[Start]

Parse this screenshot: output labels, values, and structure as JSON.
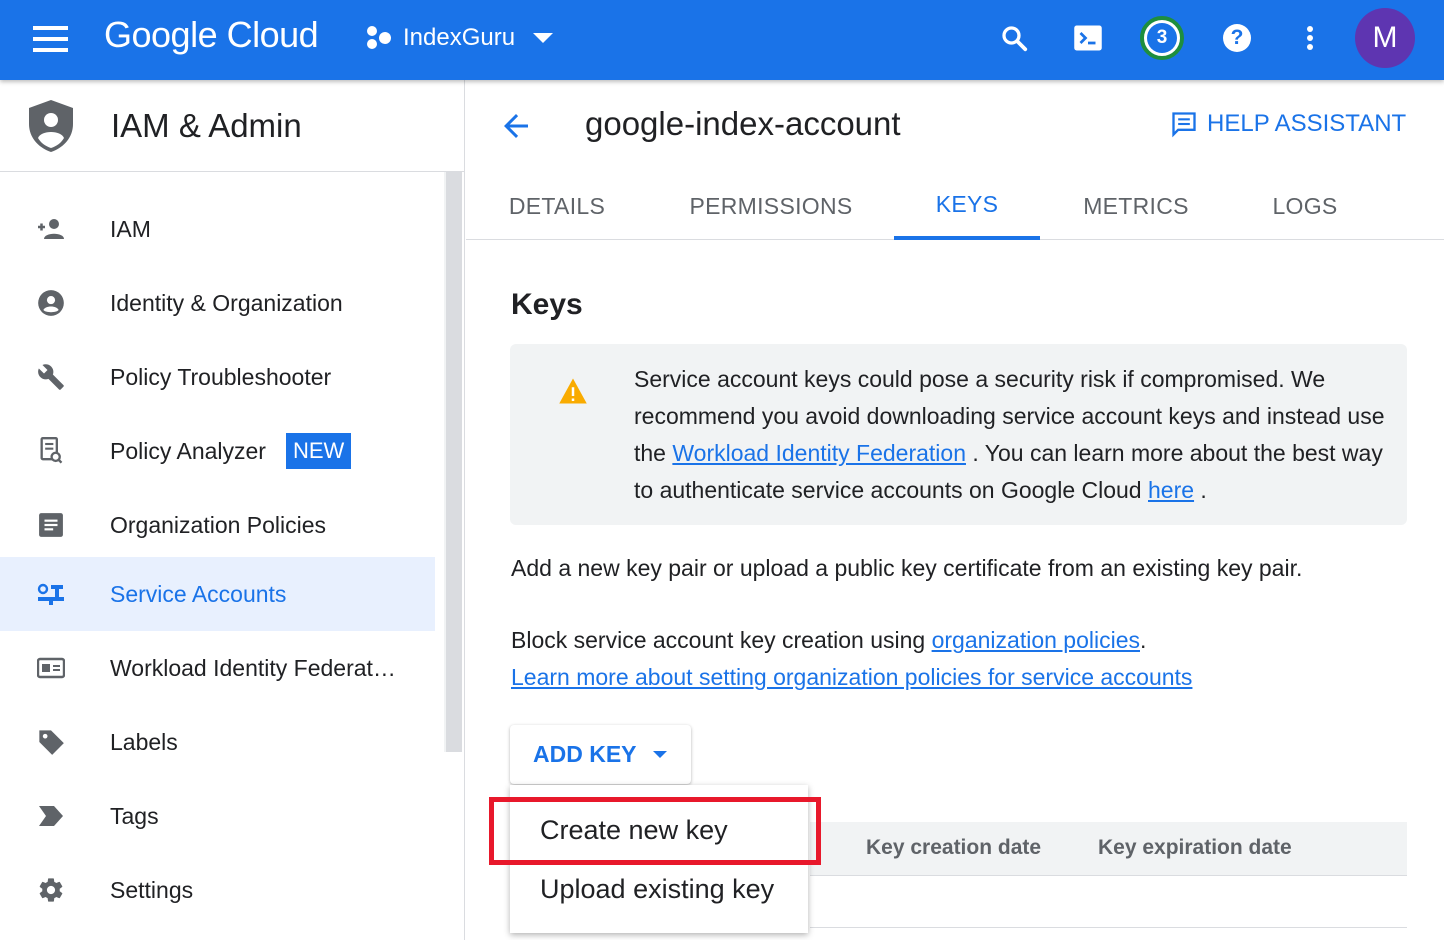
{
  "topbar": {
    "brand": "Google Cloud",
    "project": "IndexGuru",
    "notification_count": "3",
    "avatar_initial": "M"
  },
  "sidebar": {
    "title": "IAM & Admin",
    "items": [
      {
        "label": "IAM",
        "icon": "person-add-icon"
      },
      {
        "label": "Identity & Organization",
        "icon": "account-circle-icon"
      },
      {
        "label": "Policy Troubleshooter",
        "icon": "wrench-icon"
      },
      {
        "label": "Policy Analyzer",
        "icon": "policy-analyzer-icon",
        "badge": "NEW"
      },
      {
        "label": "Organization Policies",
        "icon": "document-icon"
      },
      {
        "label": "Service Accounts",
        "icon": "service-account-icon",
        "active": true
      },
      {
        "label": "Workload Identity Federat…",
        "icon": "id-card-icon"
      },
      {
        "label": "Labels",
        "icon": "label-icon"
      },
      {
        "label": "Tags",
        "icon": "tag-arrow-icon"
      },
      {
        "label": "Settings",
        "icon": "gear-icon"
      }
    ]
  },
  "main": {
    "title": "google-index-account",
    "help_assistant": "HELP ASSISTANT",
    "tabs": [
      "DETAILS",
      "PERMISSIONS",
      "KEYS",
      "METRICS",
      "LOGS"
    ],
    "active_tab": "KEYS",
    "section_title": "Keys",
    "warning": {
      "text_1": "Service account keys could pose a security risk if compromised. We recommend you avoid downloading service account keys and instead use the ",
      "link_1": "Workload Identity Federation",
      "text_2": " . You can learn more about the best way to authenticate service accounts on Google Cloud ",
      "link_2": "here",
      "text_3": " ."
    },
    "add_pair_text": "Add a new key pair or upload a public key certificate from an existing key pair.",
    "block_text": "Block service account key creation using ",
    "block_link": "organization policies",
    "block_period": ".",
    "learn_more_link": "Learn more about setting organization policies for service accounts",
    "add_key_button": "ADD KEY",
    "table_headers": [
      "Key creation date",
      "Key expiration date"
    ],
    "menu": {
      "items": [
        "Create new key",
        "Upload existing key"
      ]
    }
  },
  "colors": {
    "brand_blue": "#1a73e8",
    "highlight_red": "#e8182b",
    "warning_amber": "#f9ab00"
  }
}
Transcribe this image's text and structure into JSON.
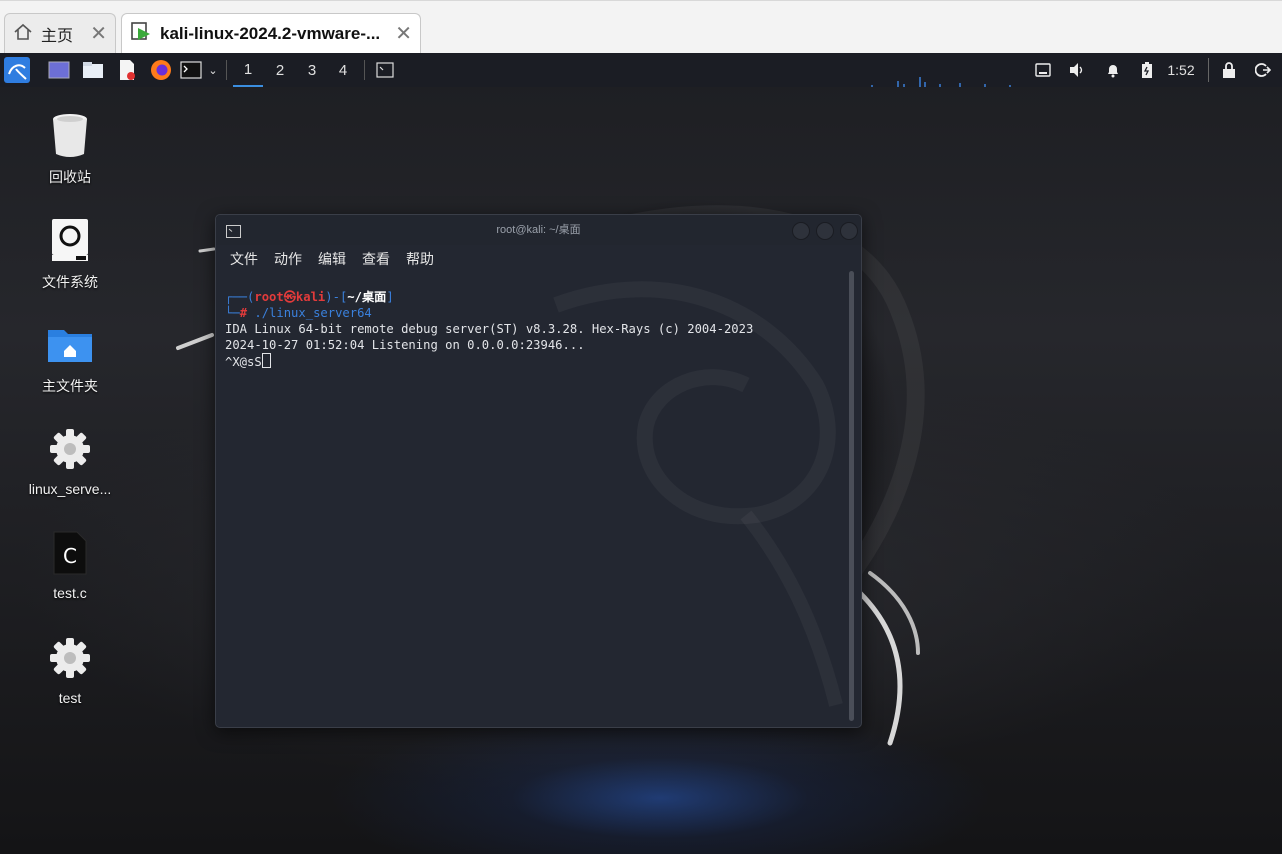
{
  "host": {
    "tabs": [
      {
        "label": "主页",
        "icon": "home-icon"
      },
      {
        "label": "kali-linux-2024.2-vmware-...",
        "icon": "vm-icon"
      }
    ],
    "close_glyph": "✕"
  },
  "taskbar": {
    "workspaces": [
      "1",
      "2",
      "3",
      "4"
    ],
    "active_workspace": "1",
    "clock": "1:52",
    "tray_icons": [
      "network-icon",
      "volume-icon",
      "notification-bell-icon",
      "battery-icon",
      "lock-icon",
      "logout-icon"
    ]
  },
  "desktop": {
    "icons": [
      {
        "label": "回收站",
        "icon": "trash-icon"
      },
      {
        "label": "文件系统",
        "icon": "drive-icon"
      },
      {
        "label": "主文件夹",
        "icon": "home-folder-icon"
      },
      {
        "label": "linux_serve...",
        "icon": "gear-icon"
      },
      {
        "label": "test.c",
        "icon": "c-file-icon"
      },
      {
        "label": "test",
        "icon": "gear-icon"
      }
    ]
  },
  "terminal": {
    "title": "root@kali: ~/桌面",
    "menu": [
      "文件",
      "动作",
      "编辑",
      "查看",
      "帮助"
    ],
    "prompt": {
      "user": "root",
      "at": "㉿",
      "host": "kali",
      "cwd": "~/桌面",
      "symbol": "#",
      "command": "./linux_server64"
    },
    "output": [
      "IDA Linux 64-bit remote debug server(ST) v8.3.28. Hex-Rays (c) 2004-2023",
      "2024-10-27 01:52:04 Listening on 0.0.0.0:23946...",
      "^X@sS"
    ]
  },
  "colors": {
    "taskbar_bg": "#1b1d24",
    "terminal_bg": "#232731",
    "prompt_blue": "#3a80dc",
    "prompt_red": "#e23b3b",
    "workspace_accent": "#3b8ee0"
  }
}
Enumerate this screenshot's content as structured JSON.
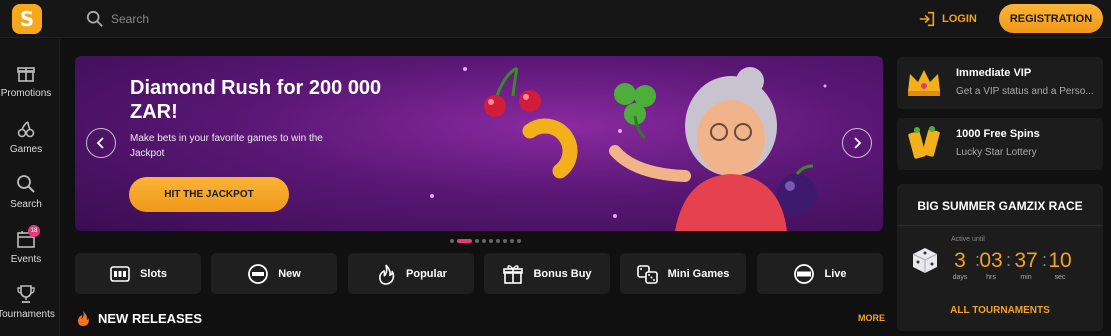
{
  "header": {
    "logo_letter": "S",
    "search_placeholder": "Search",
    "login_label": "LOGIN",
    "registration_label": "REGISTRATION"
  },
  "sidebar": {
    "items": [
      {
        "label": "Promotions",
        "icon": "gift-icon"
      },
      {
        "label": "Games",
        "icon": "cherries-icon"
      },
      {
        "label": "Search",
        "icon": "search-icon"
      },
      {
        "label": "Events",
        "icon": "calendar-icon",
        "badge": "18"
      },
      {
        "label": "Tournaments",
        "icon": "trophy-icon"
      }
    ]
  },
  "banner": {
    "title": "Diamond Rush for 200 000 ZAR!",
    "subtitle": "Make bets in your favorite games to win the Jackpot",
    "button_label": "HIT THE JACKPOT",
    "slide_count": 9,
    "active_slide": 2
  },
  "categories": [
    {
      "label": "Slots",
      "icon": "slot-machine-icon"
    },
    {
      "label": "New",
      "icon": "new-badge-icon"
    },
    {
      "label": "Popular",
      "icon": "fire-icon"
    },
    {
      "label": "Bonus Buy",
      "icon": "gift-icon"
    },
    {
      "label": "Mini Games",
      "icon": "dice-icon"
    },
    {
      "label": "Live",
      "icon": "live-icon"
    }
  ],
  "section": {
    "title": "NEW RELEASES",
    "more_label": "MORE"
  },
  "promos": [
    {
      "title": "Immediate VIP",
      "subtitle": "Get a VIP status and a Perso...",
      "icon": "crown-icon"
    },
    {
      "title": "1000 Free Spins",
      "subtitle": "Lucky Star Lottery",
      "icon": "lottery-tickets-icon"
    }
  ],
  "race": {
    "title": "BIG SUMMER GAMZIX RACE",
    "active_until_label": "Active until",
    "countdown": [
      {
        "value": "3",
        "unit": "days"
      },
      {
        "value": "03",
        "unit": "hrs"
      },
      {
        "value": "37",
        "unit": "min"
      },
      {
        "value": "10",
        "unit": "sec"
      }
    ],
    "all_tournaments_label": "ALL TOURNAMENTS"
  },
  "colors": {
    "accent": "#f2a21e",
    "banner_purple": "#5a1775",
    "badge_pink": "#e8397a"
  }
}
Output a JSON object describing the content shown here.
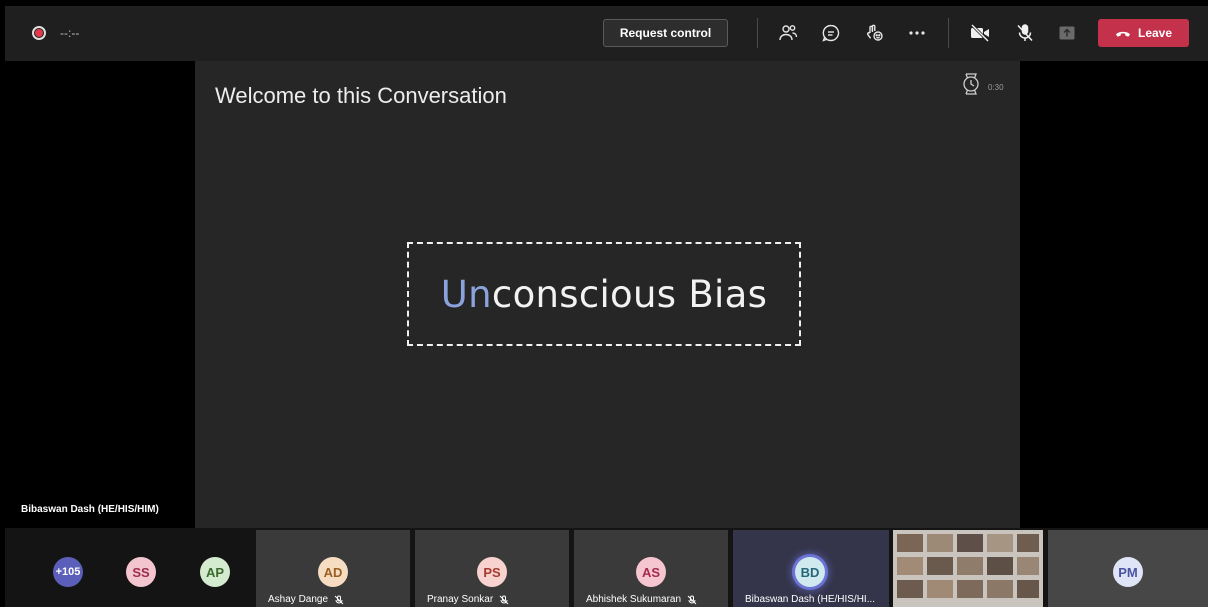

[End]

* **Short exercise**: Leave out the pictures and give the rest of the records again exactly.

* **Exercise response**:
Parse this screenshot: output labels, values, and structure as JSON.
{
  "topbar": {
    "brand": "Google Cloud",
    "project": "IndexGuru",
    "notification_count": "3",
    "avatar_initial": "M"
  },
  "sidebar": {
    "title": "IAM & Admin",
    "items": [
      {
        "label": "IAM",
        "icon": "person-add-icon"
      },
      {
        "label": "Identity & Organization",
        "icon": "account-circle-icon"
      },
      {
        "label": "Policy Troubleshooter",
        "icon": "wrench-icon"
      },
      {
        "label": "Policy Analyzer",
        "icon": "policy-analyzer-icon",
        "badge": "NEW"
      },
      {
        "label": "Organization Policies",
        "icon": "document-icon"
      },
      {
        "label": "Service Accounts",
        "icon": "service-account-icon",
        "active": true
      },
      {
        "label": "Workload Identity Federat…",
        "icon": "id-card-icon"
      },
      {
        "label": "Labels",
        "icon": "label-icon"
      },
      {
        "label": "Tags",
        "icon": "tag-arrow-icon"
      },
      {
        "label": "Settings",
        "icon": "gear-icon"
      }
    ]
  },
  "main": {
    "title": "google-index-account",
    "help_assistant": "HELP ASSISTANT",
    "tabs": [
      "DETAILS",
      "PERMISSIONS",
      "KEYS",
      "METRICS",
      "LOGS"
    ],
    "active_tab": "KEYS",
    "section_title": "Keys",
    "warning": {
      "text_1": "Service account keys could pose a security risk if compromised. We recommend you avoid downloading service account keys and instead use the ",
      "link_1": "Workload Identity Federation",
      "text_2": " . You can learn more about the best way to authenticate service accounts on Google Cloud ",
      "link_2": "here",
      "text_3": " ."
    },
    "add_pair_text": "Add a new key pair or upload a public key certificate from an existing key pair.",
    "block_text": "Block service account key creation using ",
    "block_link": "organization policies",
    "block_period": ".",
    "learn_more_link": "Learn more about setting organization policies for service accounts",
    "add_key_button": "ADD KEY",
    "table_headers": [
      "Key creation date",
      "Key expiration date"
    ],
    "menu": {
      "items": [
        "Create new key",
        "Upload existing key"
      ]
    }
  },
  "colors": {
    "brand_blue": "#1a73e8",
    "highlight_red": "#e8182b",
    "warning_amber": "#f9ab00"
  }
}
Transcribe this image's text and structure into JSON.
{
  "host": {
    "tabs": [
      {
        "label": "主页",
        "icon": "home-icon"
      },
      {
        "label": "kali-linux-2024.2-vmware-...",
        "icon": "vm-icon"
      }
    ],
    "close_glyph": "✕"
  },
  "taskbar": {
    "workspaces": [
      "1",
      "2",
      "3",
      "4"
    ],
    "active_workspace": "1",
    "clock": "1:52",
    "tray_icons": [
      "network-icon",
      "volume-icon",
      "notification-bell-icon",
      "battery-icon",
      "lock-icon",
      "logout-icon"
    ]
  },
  "desktop": {
    "icons": [
      {
        "label": "回收站",
        "icon": "trash-icon"
      },
      {
        "label": "文件系统",
        "icon": "drive-icon"
      },
      {
        "label": "主文件夹",
        "icon": "home-folder-icon"
      },
      {
        "label": "linux_serve...",
        "icon": "gear-icon"
      },
      {
        "label": "test.c",
        "icon": "c-file-icon"
      },
      {
        "label": "test",
        "icon": "gear-icon"
      }
    ]
  },
  "terminal": {
    "title": "root@kali: ~/桌面",
    "menu": [
      "文件",
      "动作",
      "编辑",
      "查看",
      "帮助"
    ],
    "prompt": {
      "user": "root",
      "at": "㉿",
      "host": "kali",
      "cwd": "~/桌面",
      "symbol": "#",
      "command": "./linux_server64"
    },
    "output": [
      "IDA Linux 64-bit remote debug server(ST) v8.3.28. Hex-Rays (c) 2004-2023",
      "2024-10-27 01:52:04 Listening on 0.0.0.0:23946...",
      "^X@sS"
    ]
  },
  "colors": {
    "taskbar_bg": "#1b1d24",
    "terminal_bg": "#232731",
    "prompt_blue": "#3a80dc",
    "prompt_red": "#e23b3b",
    "workspace_accent": "#3b8ee0"
  }
}
Enumerate this screenshot's content as structured JSON.
{
  "header": {
    "logo_letter": "S",
    "search_placeholder": "Search",
    "login_label": "LOGIN",
    "registration_label": "REGISTRATION"
  },
  "sidebar": {
    "items": [
      {
        "label": "Promotions",
        "icon": "gift-icon"
      },
      {
        "label": "Games",
        "icon": "cherries-icon"
      },
      {
        "label": "Search",
        "icon": "search-icon"
      },
      {
        "label": "Events",
        "icon": "calendar-icon",
        "badge": "18"
      },
      {
        "label": "Tournaments",
        "icon": "trophy-icon"
      }
    ]
  },
  "banner": {
    "title": "Diamond Rush for 200 000 ZAR!",
    "subtitle": "Make bets in your favorite games to win the Jackpot",
    "button_label": "HIT THE JACKPOT",
    "slide_count": 9,
    "active_slide": 2
  },
  "categories": [
    {
      "label": "Slots",
      "icon": "slot-machine-icon"
    },
    {
      "label": "New",
      "icon": "new-badge-icon"
    },
    {
      "label": "Popular",
      "icon": "fire-icon"
    },
    {
      "label": "Bonus Buy",
      "icon": "gift-icon"
    },
    {
      "label": "Mini Games",
      "icon": "dice-icon"
    },
    {
      "label": "Live",
      "icon": "live-icon"
    }
  ],
  "section": {
    "title": "NEW RELEASES",
    "more_label": "MORE"
  },
  "promos": [
    {
      "title": "Immediate VIP",
      "subtitle": "Get a VIP status and a Perso...",
      "icon": "crown-icon"
    },
    {
      "title": "1000 Free Spins",
      "subtitle": "Lucky Star Lottery",
      "icon": "lottery-tickets-icon"
    }
  ],
  "race": {
    "title": "BIG SUMMER GAMZIX RACE",
    "active_until_label": "Active until",
    "countdown": [
      {
        "value": "3",
        "unit": "days"
      },
      {
        "value": "03",
        "unit": "hrs"
      },
      {
        "value": "37",
        "unit": "min"
      },
      {
        "value": "10",
        "unit": "sec"
      }
    ],
    "all_tournaments_label": "ALL TOURNAMENTS"
  },
  "colors": {
    "accent": "#f2a21e",
    "banner_purple": "#5a1775",
    "badge_pink": "#e8397a"
  }
}
Output a JSON object describing the content shown here.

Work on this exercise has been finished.